▽

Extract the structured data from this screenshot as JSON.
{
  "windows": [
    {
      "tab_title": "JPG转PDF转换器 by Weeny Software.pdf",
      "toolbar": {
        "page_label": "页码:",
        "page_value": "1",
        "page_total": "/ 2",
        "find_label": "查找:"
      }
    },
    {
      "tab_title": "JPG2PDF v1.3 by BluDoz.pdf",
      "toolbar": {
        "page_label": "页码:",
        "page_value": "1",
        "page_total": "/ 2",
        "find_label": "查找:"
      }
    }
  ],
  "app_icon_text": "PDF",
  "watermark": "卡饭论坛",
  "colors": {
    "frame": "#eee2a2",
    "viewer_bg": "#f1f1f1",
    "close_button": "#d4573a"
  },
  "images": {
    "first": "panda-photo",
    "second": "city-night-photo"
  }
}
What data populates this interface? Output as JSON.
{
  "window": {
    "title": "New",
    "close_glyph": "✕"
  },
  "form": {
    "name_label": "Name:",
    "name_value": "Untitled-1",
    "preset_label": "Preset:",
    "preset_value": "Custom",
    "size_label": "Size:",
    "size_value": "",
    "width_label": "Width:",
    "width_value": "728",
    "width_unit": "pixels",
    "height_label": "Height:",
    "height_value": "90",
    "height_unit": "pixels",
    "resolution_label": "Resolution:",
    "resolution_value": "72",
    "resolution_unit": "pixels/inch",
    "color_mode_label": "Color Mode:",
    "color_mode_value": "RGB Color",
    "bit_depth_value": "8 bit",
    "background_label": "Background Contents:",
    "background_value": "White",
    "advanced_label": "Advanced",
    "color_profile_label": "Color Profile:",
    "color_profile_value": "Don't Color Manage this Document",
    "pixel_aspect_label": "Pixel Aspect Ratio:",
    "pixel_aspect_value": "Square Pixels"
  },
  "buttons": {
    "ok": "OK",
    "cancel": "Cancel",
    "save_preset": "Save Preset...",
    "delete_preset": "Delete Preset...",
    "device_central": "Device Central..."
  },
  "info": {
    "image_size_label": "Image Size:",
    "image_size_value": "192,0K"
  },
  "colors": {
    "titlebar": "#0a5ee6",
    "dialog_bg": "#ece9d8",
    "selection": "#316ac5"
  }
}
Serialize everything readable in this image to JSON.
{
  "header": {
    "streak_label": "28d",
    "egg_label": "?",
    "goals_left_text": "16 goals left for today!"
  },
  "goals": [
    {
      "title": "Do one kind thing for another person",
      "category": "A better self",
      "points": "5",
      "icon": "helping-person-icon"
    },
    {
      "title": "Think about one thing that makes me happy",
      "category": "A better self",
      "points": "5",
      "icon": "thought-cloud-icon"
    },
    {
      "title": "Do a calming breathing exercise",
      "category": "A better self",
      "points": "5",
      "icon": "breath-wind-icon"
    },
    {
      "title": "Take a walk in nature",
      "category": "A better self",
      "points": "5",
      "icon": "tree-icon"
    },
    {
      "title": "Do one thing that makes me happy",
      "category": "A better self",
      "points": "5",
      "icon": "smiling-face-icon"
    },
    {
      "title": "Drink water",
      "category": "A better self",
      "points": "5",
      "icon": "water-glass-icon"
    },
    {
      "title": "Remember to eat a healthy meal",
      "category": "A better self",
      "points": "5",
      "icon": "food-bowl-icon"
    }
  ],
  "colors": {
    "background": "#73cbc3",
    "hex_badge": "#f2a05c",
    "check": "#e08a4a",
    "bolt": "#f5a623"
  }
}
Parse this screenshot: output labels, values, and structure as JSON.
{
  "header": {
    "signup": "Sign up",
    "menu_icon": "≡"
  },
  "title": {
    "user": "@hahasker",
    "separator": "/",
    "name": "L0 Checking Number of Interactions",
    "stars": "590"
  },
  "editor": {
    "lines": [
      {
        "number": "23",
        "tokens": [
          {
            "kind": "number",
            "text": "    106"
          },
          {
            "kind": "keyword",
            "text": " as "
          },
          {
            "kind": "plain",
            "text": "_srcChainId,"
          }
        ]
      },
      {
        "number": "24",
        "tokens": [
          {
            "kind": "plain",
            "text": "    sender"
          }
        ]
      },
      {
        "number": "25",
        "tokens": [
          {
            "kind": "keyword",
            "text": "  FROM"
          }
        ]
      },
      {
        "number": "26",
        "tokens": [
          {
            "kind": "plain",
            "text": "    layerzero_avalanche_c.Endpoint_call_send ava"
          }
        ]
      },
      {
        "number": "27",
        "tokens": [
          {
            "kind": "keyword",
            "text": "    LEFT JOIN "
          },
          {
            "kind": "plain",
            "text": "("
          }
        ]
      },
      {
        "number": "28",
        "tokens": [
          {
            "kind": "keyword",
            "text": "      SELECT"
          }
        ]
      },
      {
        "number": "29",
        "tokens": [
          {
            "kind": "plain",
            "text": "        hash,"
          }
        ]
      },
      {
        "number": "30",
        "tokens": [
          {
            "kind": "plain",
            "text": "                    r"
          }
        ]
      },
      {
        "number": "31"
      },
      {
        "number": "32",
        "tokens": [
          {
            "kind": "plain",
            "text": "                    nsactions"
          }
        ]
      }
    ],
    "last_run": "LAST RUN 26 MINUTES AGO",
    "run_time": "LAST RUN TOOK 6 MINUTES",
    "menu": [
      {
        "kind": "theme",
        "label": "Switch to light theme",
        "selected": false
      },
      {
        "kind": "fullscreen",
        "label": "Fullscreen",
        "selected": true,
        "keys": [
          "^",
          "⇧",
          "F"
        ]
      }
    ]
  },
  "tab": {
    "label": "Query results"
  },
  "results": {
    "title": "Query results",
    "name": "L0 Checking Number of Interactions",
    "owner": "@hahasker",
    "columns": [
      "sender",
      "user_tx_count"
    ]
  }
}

△

**Stated task**
Say how many lines of the data include the string "happy". Nothing other than the number should be given.

**Complete answer**
2